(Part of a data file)
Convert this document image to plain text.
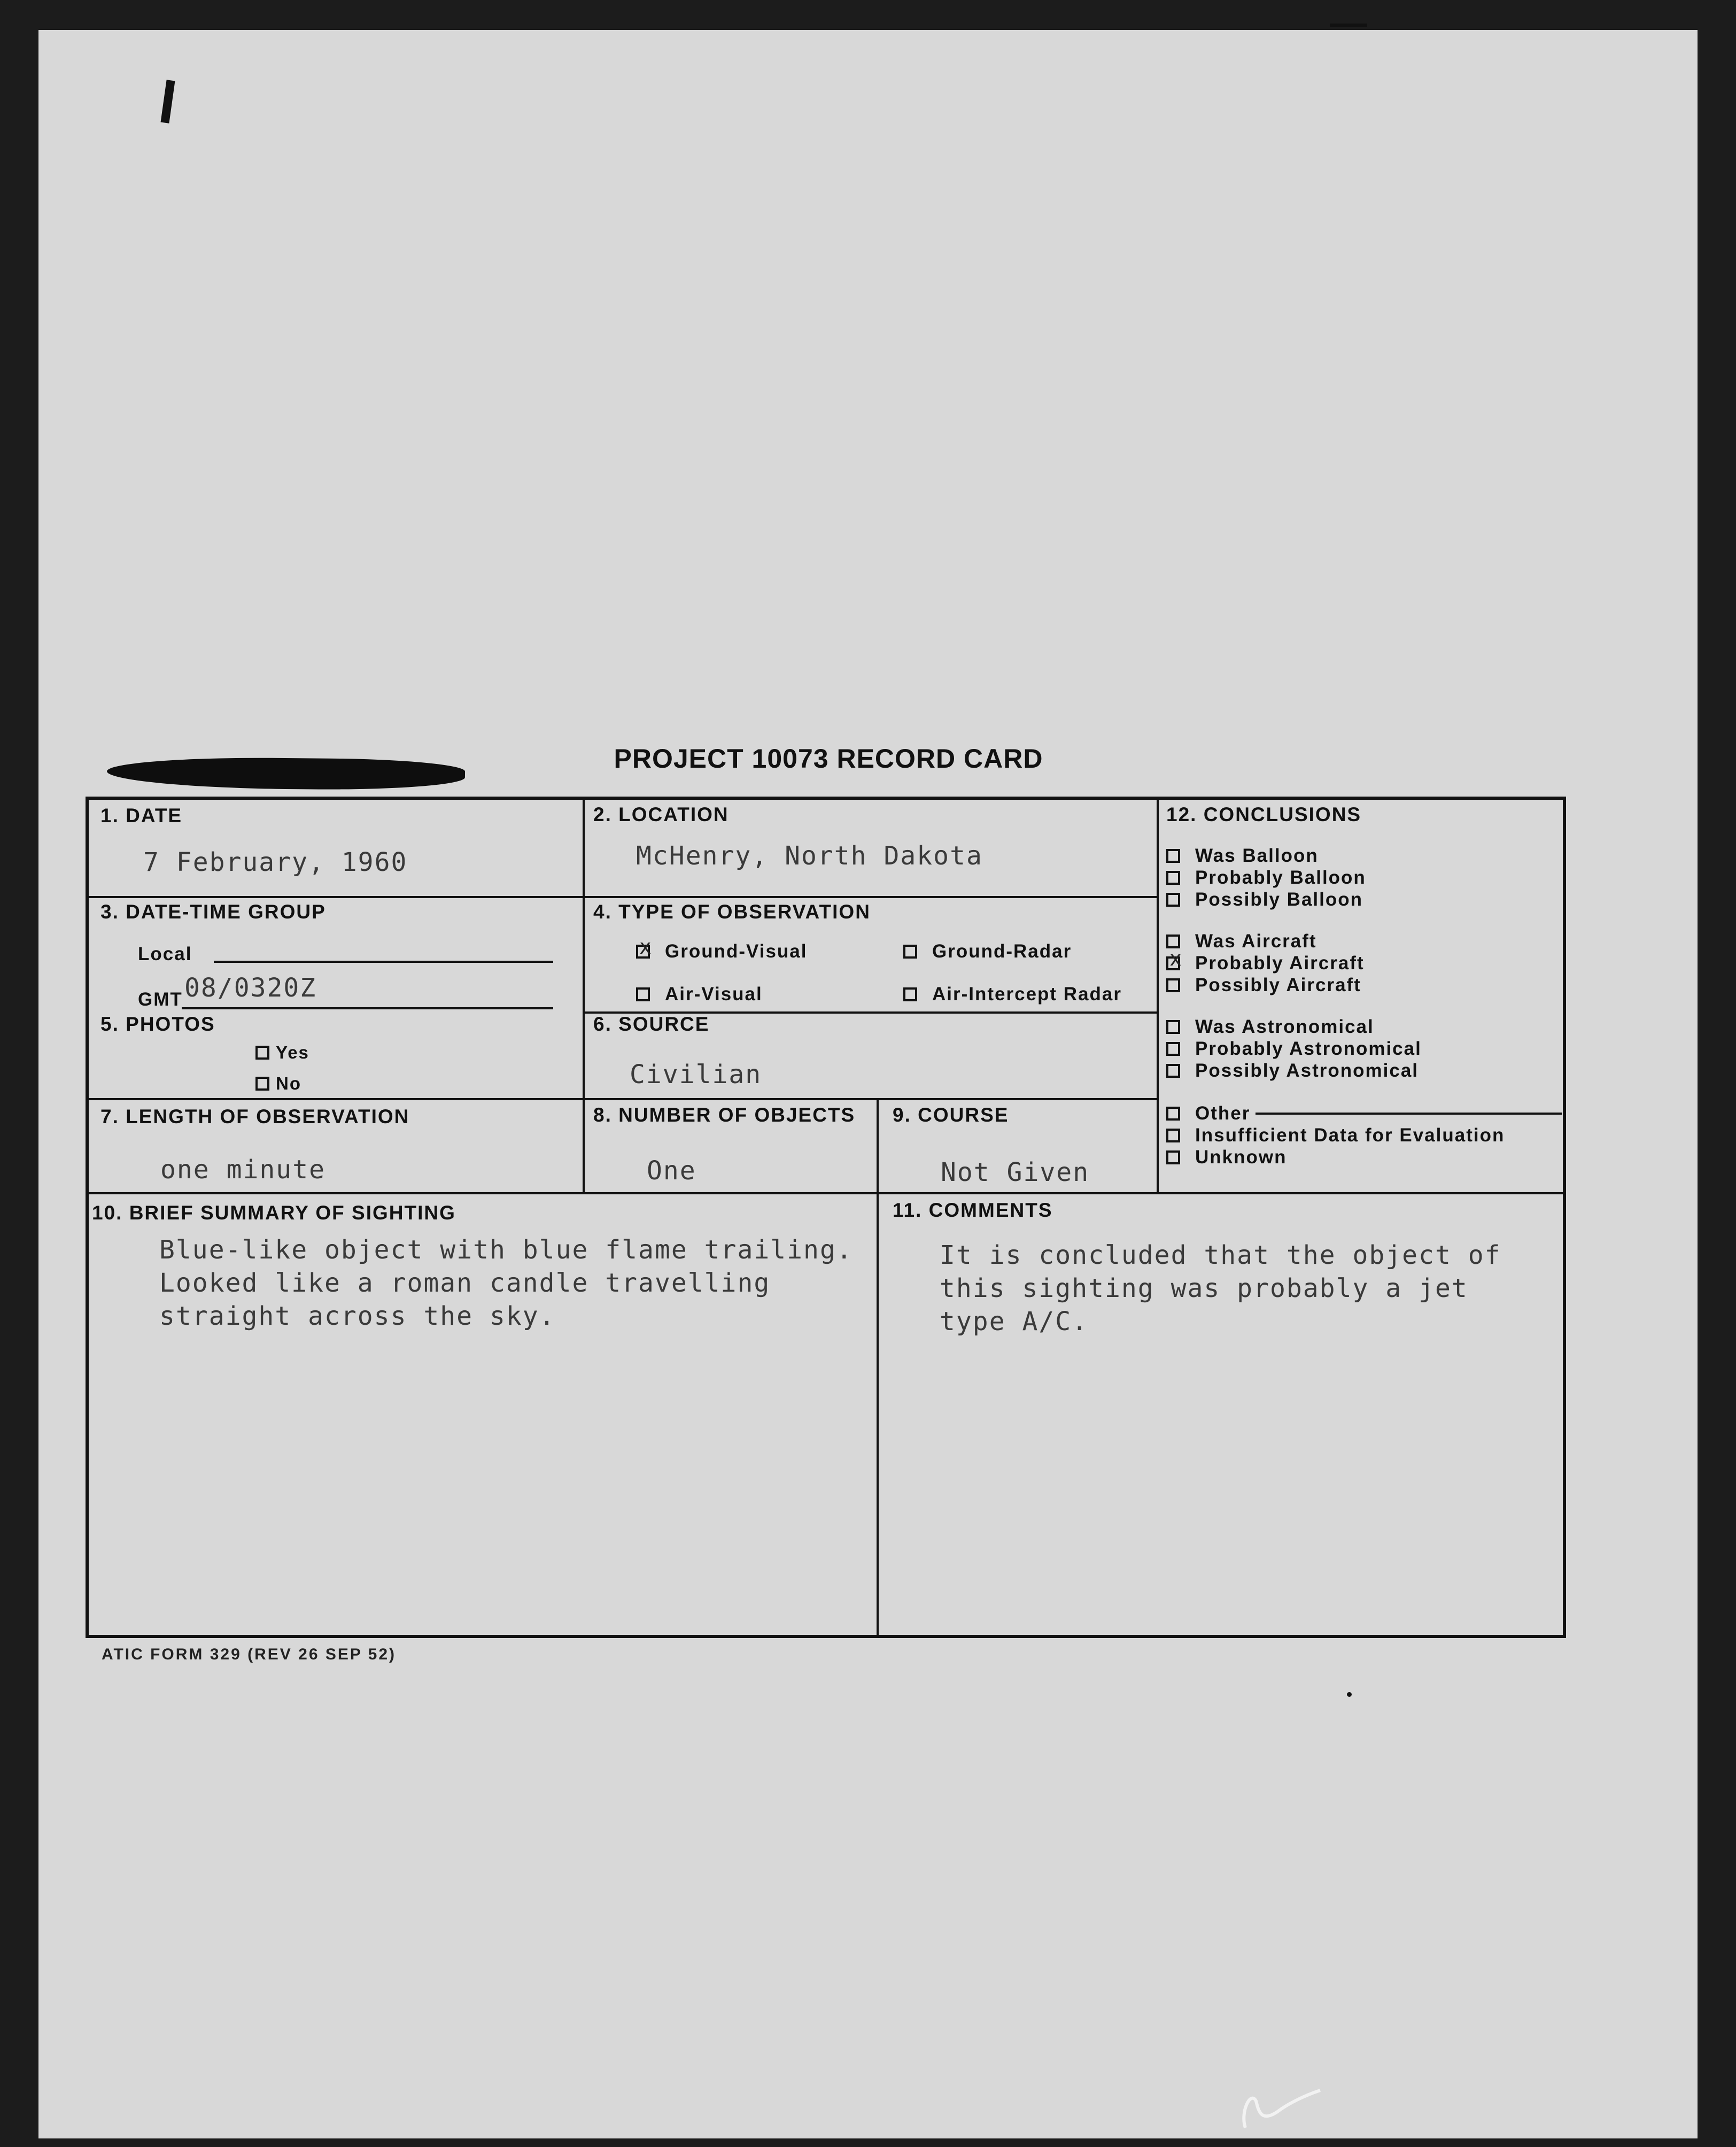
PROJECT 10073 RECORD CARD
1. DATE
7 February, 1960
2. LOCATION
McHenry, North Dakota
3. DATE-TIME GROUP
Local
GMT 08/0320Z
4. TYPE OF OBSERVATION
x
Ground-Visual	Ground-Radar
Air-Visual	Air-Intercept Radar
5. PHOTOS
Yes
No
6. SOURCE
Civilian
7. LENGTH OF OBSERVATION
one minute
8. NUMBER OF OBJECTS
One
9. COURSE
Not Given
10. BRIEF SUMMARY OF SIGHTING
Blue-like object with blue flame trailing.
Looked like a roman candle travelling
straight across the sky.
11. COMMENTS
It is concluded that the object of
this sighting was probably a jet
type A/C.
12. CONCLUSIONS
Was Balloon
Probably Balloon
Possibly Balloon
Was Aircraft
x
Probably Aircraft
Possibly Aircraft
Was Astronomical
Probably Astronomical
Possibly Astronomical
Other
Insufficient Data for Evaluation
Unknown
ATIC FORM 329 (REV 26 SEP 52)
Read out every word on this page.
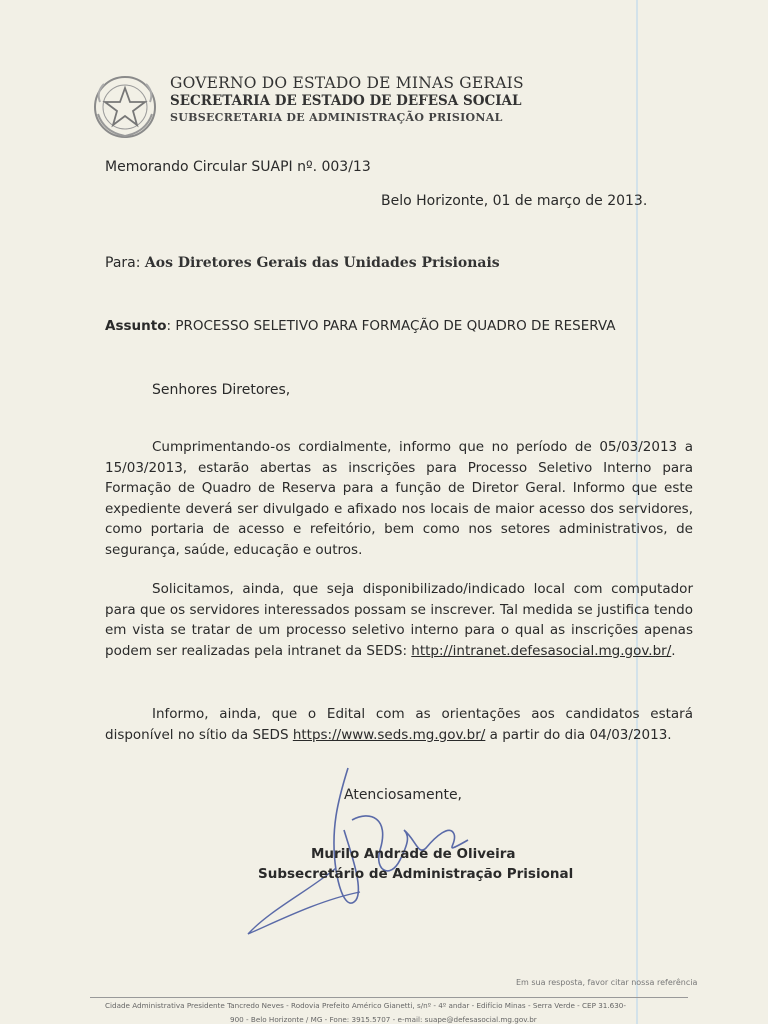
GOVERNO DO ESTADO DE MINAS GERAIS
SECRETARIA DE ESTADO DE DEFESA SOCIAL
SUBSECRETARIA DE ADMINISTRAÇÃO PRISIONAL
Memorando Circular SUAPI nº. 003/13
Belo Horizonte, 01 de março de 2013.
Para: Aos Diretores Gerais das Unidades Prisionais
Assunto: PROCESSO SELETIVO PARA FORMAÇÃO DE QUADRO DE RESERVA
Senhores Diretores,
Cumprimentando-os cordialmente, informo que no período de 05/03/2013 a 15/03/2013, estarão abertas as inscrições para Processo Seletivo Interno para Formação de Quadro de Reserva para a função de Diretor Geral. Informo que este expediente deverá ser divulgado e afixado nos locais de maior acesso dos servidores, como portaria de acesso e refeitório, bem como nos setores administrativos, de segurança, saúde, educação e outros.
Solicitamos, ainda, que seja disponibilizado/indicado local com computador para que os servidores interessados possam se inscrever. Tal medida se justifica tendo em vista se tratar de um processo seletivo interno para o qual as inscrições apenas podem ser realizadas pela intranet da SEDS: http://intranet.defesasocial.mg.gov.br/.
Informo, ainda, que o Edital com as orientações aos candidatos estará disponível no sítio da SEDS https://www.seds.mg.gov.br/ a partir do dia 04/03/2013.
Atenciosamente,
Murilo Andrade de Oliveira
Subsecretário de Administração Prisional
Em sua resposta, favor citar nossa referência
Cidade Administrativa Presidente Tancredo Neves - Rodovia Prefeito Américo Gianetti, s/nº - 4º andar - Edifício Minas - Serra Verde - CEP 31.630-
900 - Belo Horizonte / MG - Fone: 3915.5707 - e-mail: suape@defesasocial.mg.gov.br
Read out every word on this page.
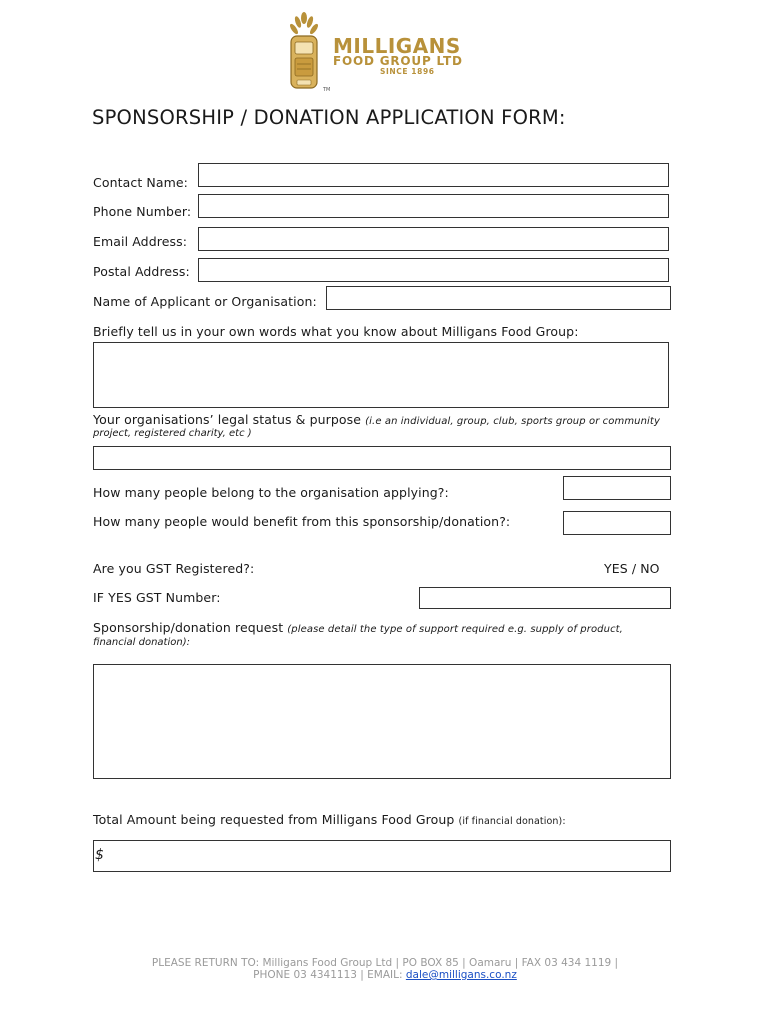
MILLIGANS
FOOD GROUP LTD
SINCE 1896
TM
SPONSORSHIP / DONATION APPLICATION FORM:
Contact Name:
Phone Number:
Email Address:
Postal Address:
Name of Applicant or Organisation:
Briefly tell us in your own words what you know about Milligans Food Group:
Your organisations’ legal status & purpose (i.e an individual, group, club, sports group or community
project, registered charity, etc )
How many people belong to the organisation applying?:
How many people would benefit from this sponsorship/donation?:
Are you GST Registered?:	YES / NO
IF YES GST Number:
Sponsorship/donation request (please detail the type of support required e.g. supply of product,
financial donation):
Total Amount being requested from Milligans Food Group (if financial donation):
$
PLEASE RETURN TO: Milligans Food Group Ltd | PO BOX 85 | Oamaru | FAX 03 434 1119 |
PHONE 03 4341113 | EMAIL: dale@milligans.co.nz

### Task directions
Read the entries and show each line that mentions "Radar".

### Exercise response
Ground-Visual	Ground-Radar
Air-Visual	Air-Intercept Radar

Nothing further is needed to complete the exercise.